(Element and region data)

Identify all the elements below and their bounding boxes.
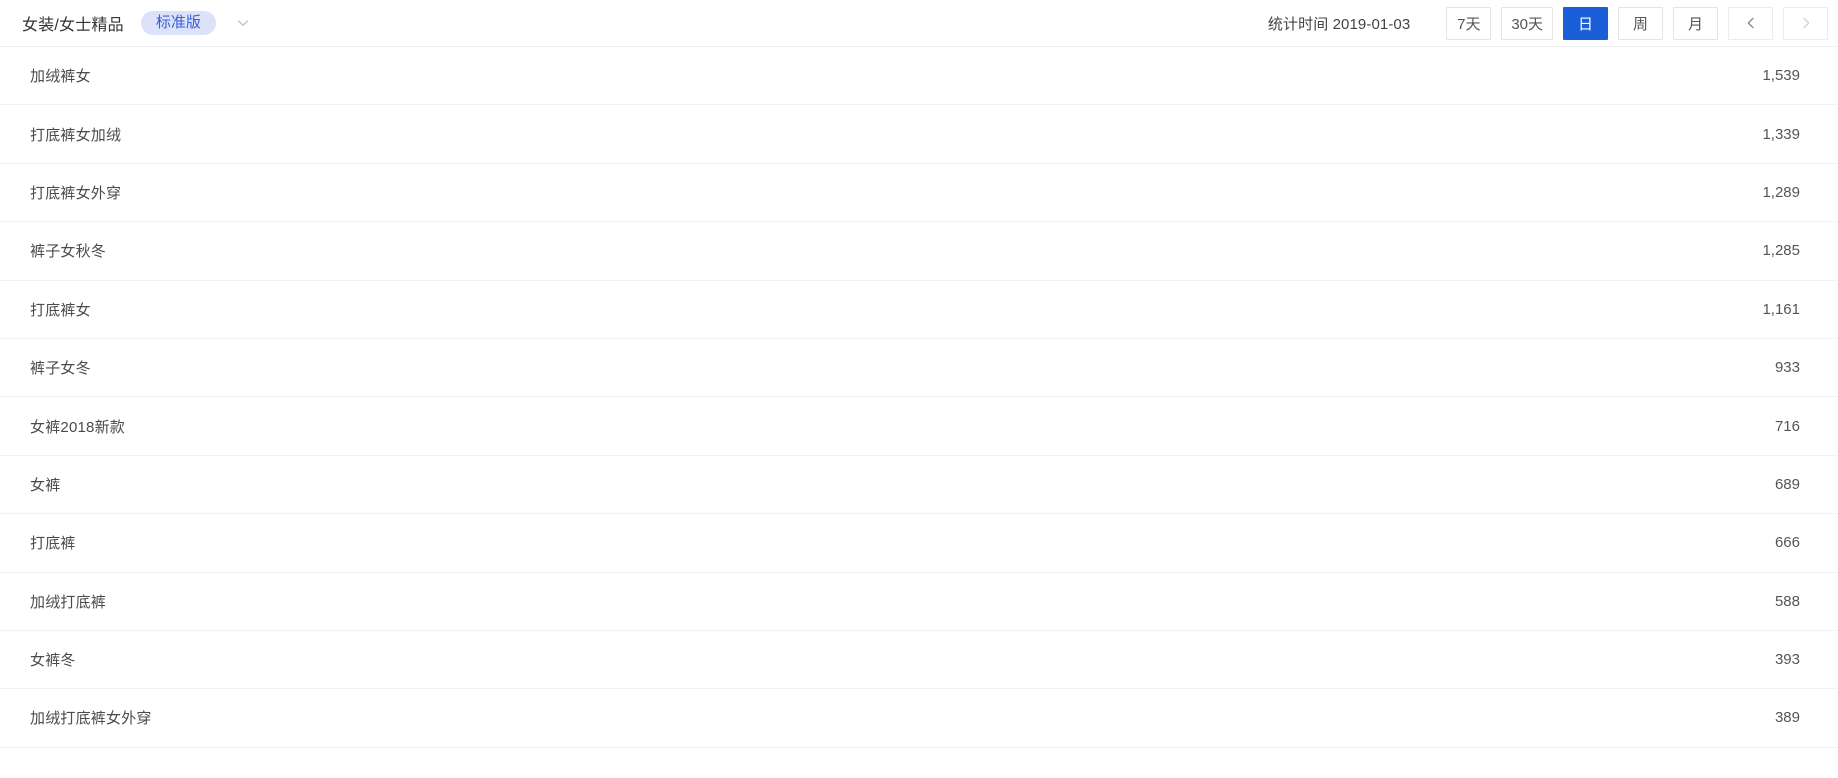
table-row[interactable]: 打底裤女加绒 1,339	[0, 105, 1838, 164]
keyword-name: 女裤冬	[30, 652, 76, 670]
table-row[interactable]: 裤子女冬 933	[0, 339, 1838, 398]
table-row[interactable]: 打底裤女外穿 1,289	[0, 164, 1838, 223]
keyword-value: 689	[1774, 475, 1800, 493]
range-button-30d[interactable]: 30天	[1501, 6, 1553, 40]
keyword-name: 加绒打底裤	[30, 593, 107, 611]
keyword-name: 女裤2018新款	[30, 418, 125, 436]
table-row[interactable]: 女裤 689	[0, 456, 1838, 515]
table-row[interactable]: 裤子女秋冬 1,285	[0, 222, 1838, 281]
table-row[interactable]: 加绒打底裤 588	[0, 573, 1838, 631]
table-row[interactable]: 打底裤女 1,161	[0, 281, 1838, 339]
table-row[interactable]: 打底裤 666	[0, 514, 1838, 573]
version-badge[interactable]: 标准版	[140, 11, 216, 35]
keyword-value: 393	[1774, 651, 1800, 669]
range-button-7d[interactable]: 7天	[1446, 6, 1492, 40]
keyword-value: 389	[1774, 709, 1800, 727]
table-row[interactable]: 加绒裤女 1,539	[0, 47, 1838, 106]
keyword-name: 加绒裤女	[30, 68, 91, 86]
statistics-time-label: 统计时间 2019-01-03	[1267, 15, 1411, 33]
header-right-group: 统计时间 2019-01-03 7天 30天 日 周 月	[1267, 6, 1828, 40]
keyword-value: 588	[1774, 592, 1800, 610]
keyword-name: 打底裤女加绒	[30, 126, 122, 144]
keyword-value: 716	[1774, 417, 1800, 435]
keyword-name: 打底裤女	[30, 301, 91, 319]
pagination-nav-group	[1728, 6, 1828, 40]
keyword-name: 打底裤女外穿	[30, 184, 122, 202]
next-page-button[interactable]	[1783, 6, 1828, 40]
header-left-group: 女装/女士精品 标准版	[22, 10, 256, 36]
keyword-name: 打底裤	[30, 535, 76, 553]
keyword-value: 1,161	[1762, 300, 1800, 318]
range-button-month[interactable]: 月	[1673, 6, 1718, 40]
page-title: 女装/女士精品	[22, 17, 124, 34]
keyword-name: 加绒打底裤女外穿	[30, 710, 152, 728]
chevron-down-icon[interactable]	[230, 10, 256, 36]
keyword-value: 666	[1774, 534, 1800, 552]
range-button-day[interactable]: 日	[1563, 6, 1608, 40]
keyword-value: 933	[1774, 359, 1800, 377]
table-row[interactable]: 女裤2018新款 716	[0, 397, 1838, 456]
keyword-value: 1,285	[1762, 242, 1800, 260]
prev-page-button[interactable]	[1728, 6, 1773, 40]
keyword-value: 1,289	[1762, 183, 1800, 201]
range-button-week[interactable]: 周	[1618, 6, 1663, 40]
keyword-name: 裤子女秋冬	[30, 243, 107, 261]
time-range-button-group: 7天 30天 日 周 月	[1446, 6, 1718, 40]
chevron-left-icon	[1744, 16, 1758, 30]
keyword-value: 1,539	[1762, 67, 1800, 85]
chevron-right-icon	[1799, 16, 1813, 30]
table-row[interactable]: 女裤冬 393	[0, 631, 1838, 690]
keyword-name: 女裤	[30, 476, 61, 494]
keyword-name: 裤子女冬	[30, 360, 91, 378]
panel-header: 女装/女士精品 标准版 统计时间 2019-01-03 7天 30天 日 周 月	[0, 0, 1838, 47]
keyword-list: 加绒裤女 1,539 打底裤女加绒 1,339 打底裤女外穿 1,289 裤子女…	[0, 47, 1838, 748]
keyword-ranking-panel: 女装/女士精品 标准版 统计时间 2019-01-03 7天 30天 日 周 月	[0, 0, 1838, 778]
keyword-value: 1,339	[1762, 125, 1800, 143]
table-row[interactable]: 加绒打底裤女外穿 389	[0, 689, 1838, 748]
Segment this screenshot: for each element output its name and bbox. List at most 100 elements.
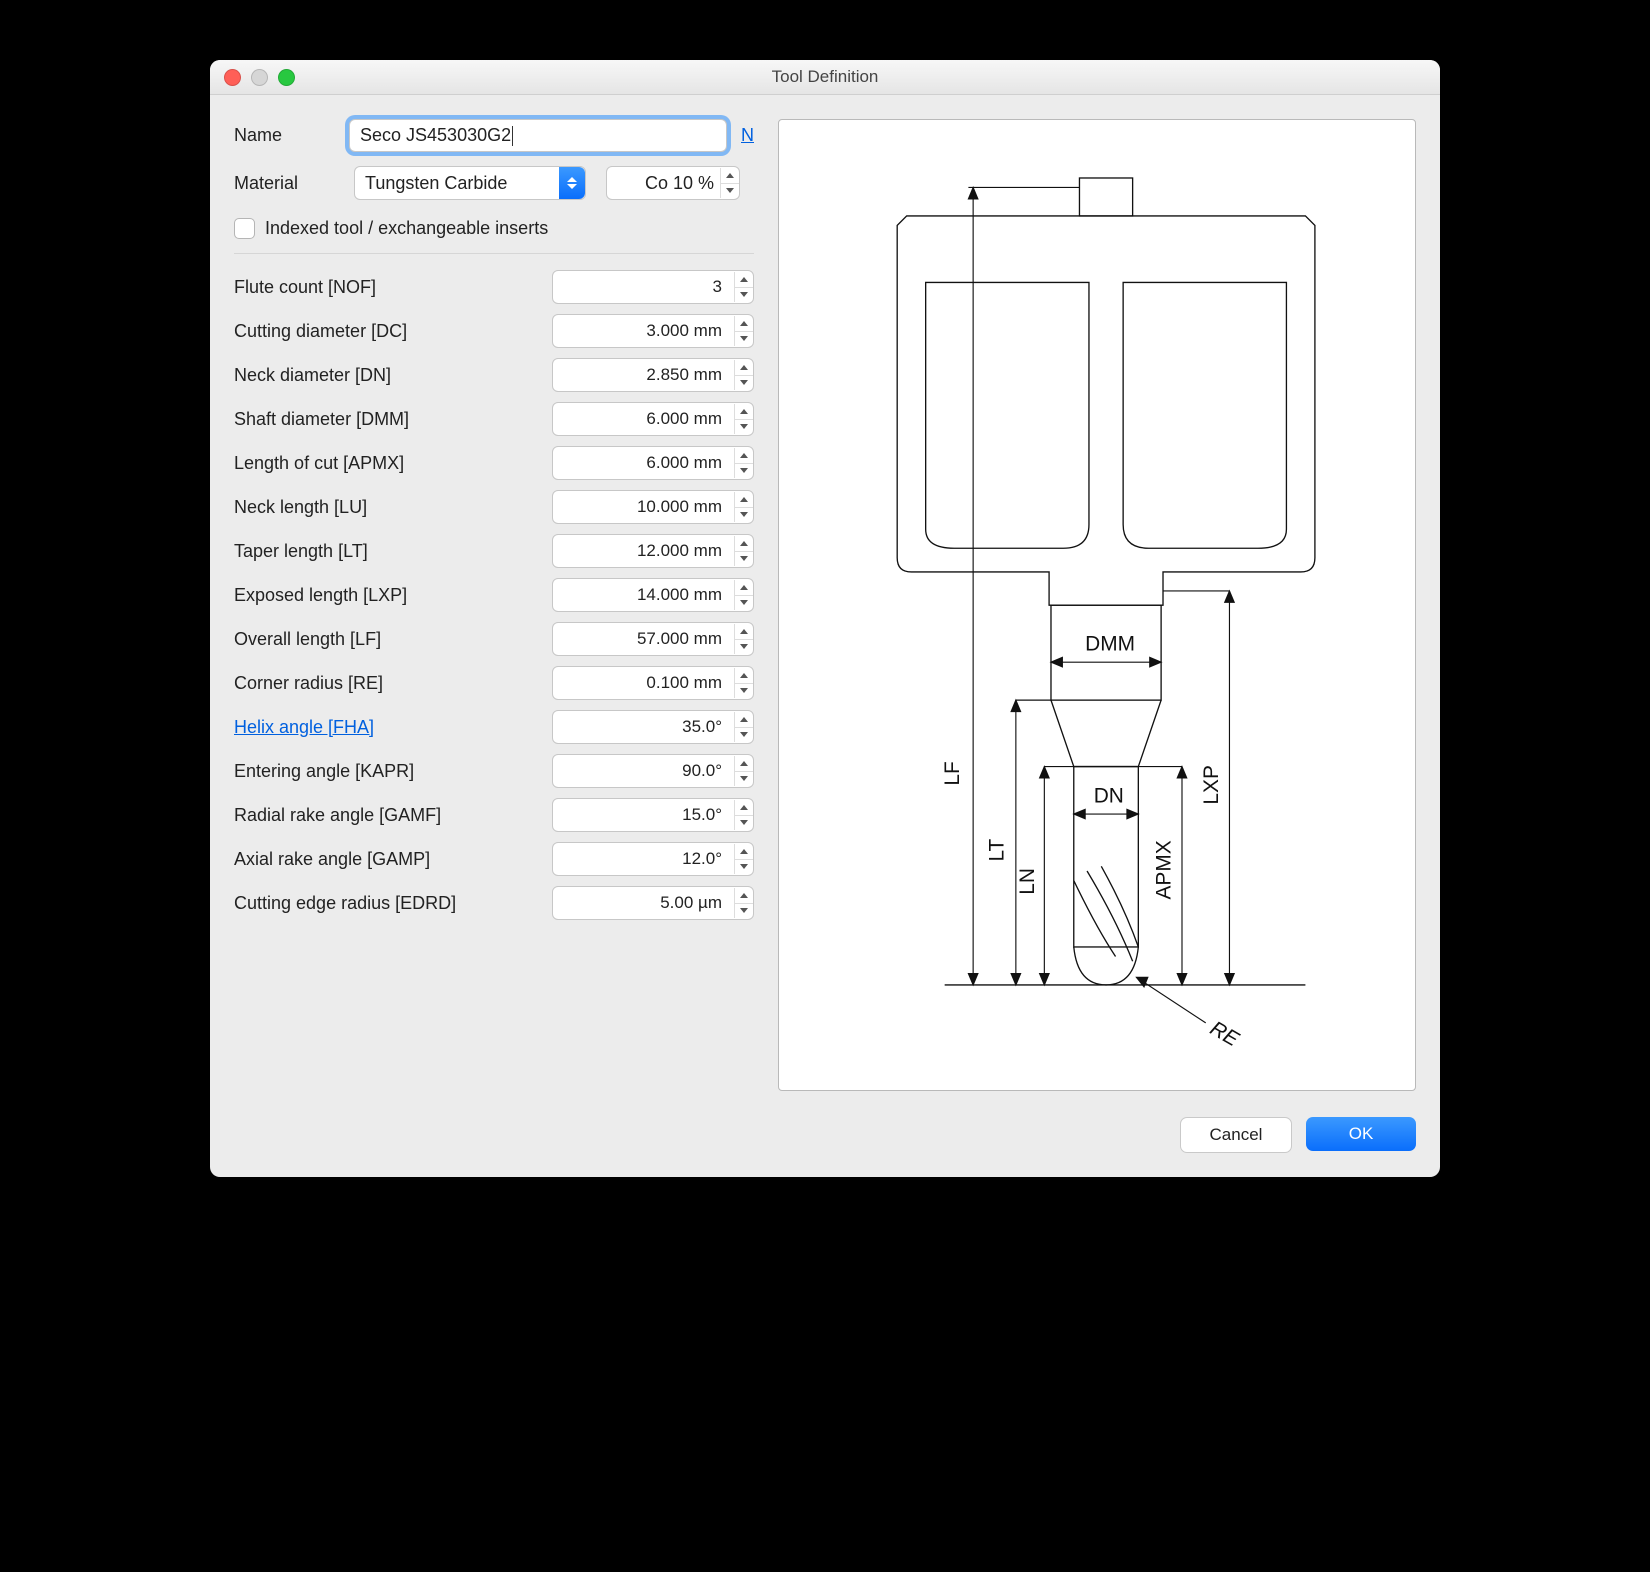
param-stepper-fha[interactable] bbox=[734, 712, 753, 742]
stepper-down-icon[interactable] bbox=[735, 596, 753, 611]
param-value-lt: 12.000 mm bbox=[563, 541, 728, 561]
param-label-dc: Cutting diameter [DC] bbox=[234, 321, 407, 342]
param-stepper-gamf[interactable] bbox=[734, 800, 753, 830]
stepper-up-icon[interactable] bbox=[735, 580, 753, 596]
param-label-lu: Neck length [LU] bbox=[234, 497, 367, 518]
stepper-down-icon[interactable] bbox=[735, 772, 753, 787]
indexed-tool-checkbox[interactable] bbox=[234, 218, 255, 239]
stepper-up-icon[interactable] bbox=[735, 272, 753, 288]
stepper-down-icon[interactable] bbox=[735, 860, 753, 875]
stepper-up-icon[interactable] bbox=[735, 316, 753, 332]
stepper-up-icon[interactable] bbox=[721, 168, 739, 184]
param-row-gamf: Radial rake angle [GAMF]15.0° bbox=[234, 798, 754, 832]
stepper-down-icon[interactable] bbox=[735, 904, 753, 919]
param-label-lt: Taper length [LT] bbox=[234, 541, 368, 562]
param-stepper-edrd[interactable] bbox=[734, 888, 753, 918]
param-stepper-lt[interactable] bbox=[734, 536, 753, 566]
param-row-apmx: Length of cut [APMX] 6.000 mm bbox=[234, 446, 754, 480]
param-input-re[interactable]: 0.100 mm bbox=[552, 666, 754, 700]
param-stepper-lxp[interactable] bbox=[734, 580, 753, 610]
stepper-up-icon[interactable] bbox=[735, 536, 753, 552]
param-input-dc[interactable]: 3.000 mm bbox=[552, 314, 754, 348]
diagram-label-dn: DN bbox=[1094, 784, 1124, 807]
stepper-down-icon[interactable] bbox=[735, 288, 753, 303]
stepper-down-icon[interactable] bbox=[735, 684, 753, 699]
param-input-gamp[interactable]: 12.0° bbox=[552, 842, 754, 876]
stepper-up-icon[interactable] bbox=[735, 404, 753, 420]
param-label-fha[interactable]: Helix angle [FHA] bbox=[234, 717, 374, 738]
stepper-up-icon[interactable] bbox=[735, 844, 753, 860]
param-input-lf[interactable]: 57.000 mm bbox=[552, 622, 754, 656]
material-percent-stepper[interactable] bbox=[720, 168, 739, 198]
stepper-up-icon[interactable] bbox=[735, 712, 753, 728]
stepper-up-icon[interactable] bbox=[735, 756, 753, 772]
stepper-up-icon[interactable] bbox=[735, 888, 753, 904]
name-label: Name bbox=[234, 125, 349, 146]
separator bbox=[234, 253, 754, 254]
param-input-dmm[interactable]: 6.000 mm bbox=[552, 402, 754, 436]
stepper-up-icon[interactable] bbox=[735, 624, 753, 640]
param-input-dn[interactable]: 2.850 mm bbox=[552, 358, 754, 392]
stepper-down-icon[interactable] bbox=[735, 552, 753, 567]
tool-definition-window: Tool Definition Name Seco JS453030G2 N M… bbox=[210, 60, 1440, 1177]
diagram-label-ln: LN bbox=[1016, 868, 1039, 895]
param-input-gamf[interactable]: 15.0° bbox=[552, 798, 754, 832]
n-link[interactable]: N bbox=[741, 125, 754, 146]
param-stepper-gamp[interactable] bbox=[734, 844, 753, 874]
material-select-value: Tungsten Carbide bbox=[365, 173, 551, 194]
param-stepper-kapr[interactable] bbox=[734, 756, 753, 786]
stepper-down-icon[interactable] bbox=[735, 420, 753, 435]
stepper-up-icon[interactable] bbox=[735, 492, 753, 508]
param-input-edrd[interactable]: 5.00 µm bbox=[552, 886, 754, 920]
param-label-lxp: Exposed length [LXP] bbox=[234, 585, 407, 606]
param-label-lf: Overall length [LF] bbox=[234, 629, 381, 650]
cancel-button-label: Cancel bbox=[1210, 1125, 1263, 1145]
param-input-nof[interactable]: 3 bbox=[552, 270, 754, 304]
param-value-fha: 35.0° bbox=[563, 717, 728, 737]
stepper-down-icon[interactable] bbox=[735, 728, 753, 743]
param-value-kapr: 90.0° bbox=[563, 761, 728, 781]
param-stepper-lu[interactable] bbox=[734, 492, 753, 522]
param-row-kapr: Entering angle [KAPR]90.0° bbox=[234, 754, 754, 788]
indexed-tool-label: Indexed tool / exchangeable inserts bbox=[265, 218, 548, 239]
stepper-up-icon[interactable] bbox=[735, 800, 753, 816]
stepper-down-icon[interactable] bbox=[735, 332, 753, 347]
param-label-dn: Neck diameter [DN] bbox=[234, 365, 391, 386]
name-input[interactable]: Seco JS453030G2 bbox=[349, 119, 727, 152]
material-percent-value: Co 10 % bbox=[645, 173, 714, 194]
param-stepper-re[interactable] bbox=[734, 668, 753, 698]
stepper-down-icon[interactable] bbox=[735, 508, 753, 523]
param-input-apmx[interactable]: 6.000 mm bbox=[552, 446, 754, 480]
stepper-down-icon[interactable] bbox=[735, 640, 753, 655]
param-row-gamp: Axial rake angle [GAMP]12.0° bbox=[234, 842, 754, 876]
stepper-down-icon[interactable] bbox=[721, 184, 739, 199]
param-stepper-nof[interactable] bbox=[734, 272, 753, 302]
stepper-up-icon[interactable] bbox=[735, 360, 753, 376]
param-row-lxp: Exposed length [LXP] 14.000 mm bbox=[234, 578, 754, 612]
material-select[interactable]: Tungsten Carbide bbox=[354, 166, 586, 200]
cancel-button[interactable]: Cancel bbox=[1180, 1117, 1292, 1153]
param-input-lu[interactable]: 10.000 mm bbox=[552, 490, 754, 524]
param-input-fha[interactable]: 35.0° bbox=[552, 710, 754, 744]
param-input-kapr[interactable]: 90.0° bbox=[552, 754, 754, 788]
stepper-down-icon[interactable] bbox=[735, 376, 753, 391]
diagram-label-apmx: APMX bbox=[1153, 840, 1176, 899]
stepper-up-icon[interactable] bbox=[735, 668, 753, 684]
ok-button[interactable]: OK bbox=[1306, 1117, 1416, 1151]
param-stepper-dc[interactable] bbox=[734, 316, 753, 346]
stepper-up-icon[interactable] bbox=[735, 448, 753, 464]
stepper-down-icon[interactable] bbox=[735, 464, 753, 479]
param-stepper-dmm[interactable] bbox=[734, 404, 753, 434]
material-percent-input[interactable]: Co 10 % bbox=[606, 166, 740, 200]
param-input-lxp[interactable]: 14.000 mm bbox=[552, 578, 754, 612]
stepper-down-icon[interactable] bbox=[735, 816, 753, 831]
param-value-gamp: 12.0° bbox=[563, 849, 728, 869]
param-stepper-apmx[interactable] bbox=[734, 448, 753, 478]
param-row-fha: Helix angle [FHA] 35.0° bbox=[234, 710, 754, 744]
param-stepper-lf[interactable] bbox=[734, 624, 753, 654]
param-input-lt[interactable]: 12.000 mm bbox=[552, 534, 754, 568]
param-value-gamf: 15.0° bbox=[563, 805, 728, 825]
param-row-lu: Neck length [LU] 10.000 mm bbox=[234, 490, 754, 524]
param-stepper-dn[interactable] bbox=[734, 360, 753, 390]
param-label-apmx: Length of cut [APMX] bbox=[234, 453, 404, 474]
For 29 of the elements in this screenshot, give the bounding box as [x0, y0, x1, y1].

> [YOUR GOAL] Arrange the part of the records that opens with the line containing "param-stepper-fha[interactable] bbox=[734, 712, 753, 742]" and closes with the line containing "indexed-tool-checkbox[interactable] bbox=[234, 218, 255, 239]" as a Markdown table with columns n and Line, one row per line, numbered from 1. Leave out blank lines.

> [CORRECT ANSWER]
| n | Line |
|---|---|
| 1 | param-stepper-fha[interactable] bbox=[734, 712, 753, 742] |
| 2 | stepper-down-icon[interactable] bbox=[735, 596, 753, 611] |
| 3 | param-value-lt: 12.000 mm bbox=[563, 541, 728, 561] |
| 4 | param-label-dc: Cutting diameter [DC] bbox=[234, 321, 407, 342] |
| 5 | param-stepper-gamf[interactable] bbox=[734, 800, 753, 830] |
| 6 | stepper-up-icon[interactable] bbox=[735, 580, 753, 596] |
| 7 | param-label-lu: Neck length [LU] bbox=[234, 497, 367, 518] |
| 8 | stepper-down-icon[interactable] bbox=[735, 772, 753, 787] |
| 9 | indexed-tool-checkbox[interactable] bbox=[234, 218, 255, 239] |